• Excerpted data:
============

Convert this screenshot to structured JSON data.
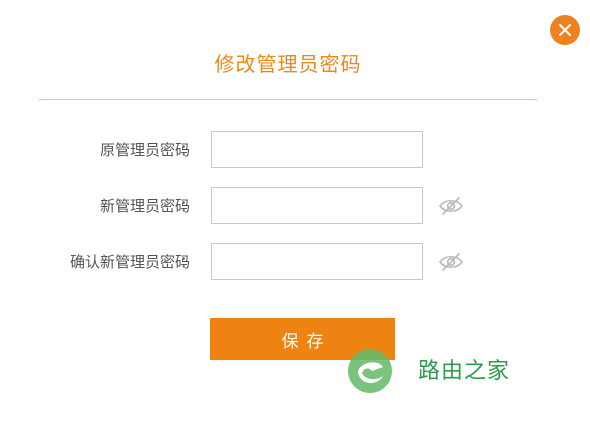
{
  "dialog": {
    "title": "修改管理员密码",
    "close_icon": "close-icon",
    "accent_color": "#ee8220"
  },
  "form": {
    "fields": [
      {
        "label": "原管理员密码",
        "colon": "：",
        "value": "",
        "has_eye_icon": false
      },
      {
        "label": "新管理员密码",
        "colon": "：",
        "value": "",
        "has_eye_icon": true,
        "eye_icon": "eye-hidden-icon"
      },
      {
        "label": "确认新管理员密码",
        "colon": "：",
        "value": "",
        "has_eye_icon": true,
        "eye_icon": "eye-hidden-icon"
      }
    ],
    "save_label": "保存"
  },
  "watermark": {
    "text": "路由之家",
    "color": "#2e9b4a"
  }
}
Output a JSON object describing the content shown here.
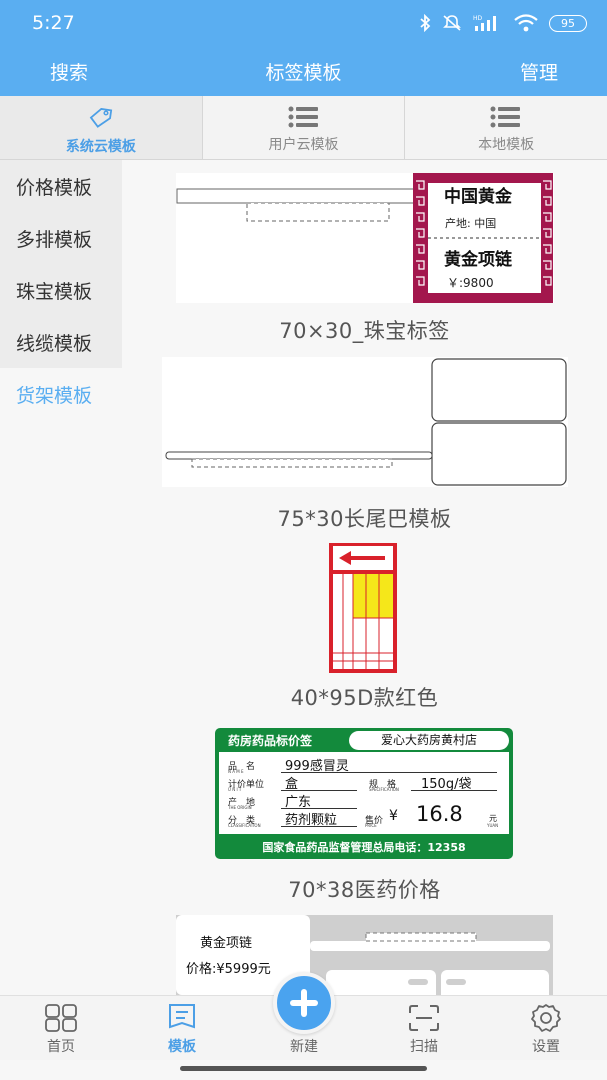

============

Each line of the material must be retyped exactly, except that images are omitted.

• Exercise answer:
Convert this screenshot to structured JSON data.
{
  "dialog": {
    "title": "修改管理员密码",
    "close_icon": "close-icon",
    "accent_color": "#ee8220"
  },
  "form": {
    "fields": [
      {
        "label": "原管理员密码",
        "colon": "：",
        "value": "",
        "has_eye_icon": false
      },
      {
        "label": "新管理员密码",
        "colon": "：",
        "value": "",
        "has_eye_icon": true,
        "eye_icon": "eye-hidden-icon"
      },
      {
        "label": "确认新管理员密码",
        "colon": "：",
        "value": "",
        "has_eye_icon": true,
        "eye_icon": "eye-hidden-icon"
      }
    ],
    "save_label": "保存"
  },
  "watermark": {
    "text": "路由之家",
    "color": "#2e9b4a"
  }
}
Output a JSON object describing the content shown here.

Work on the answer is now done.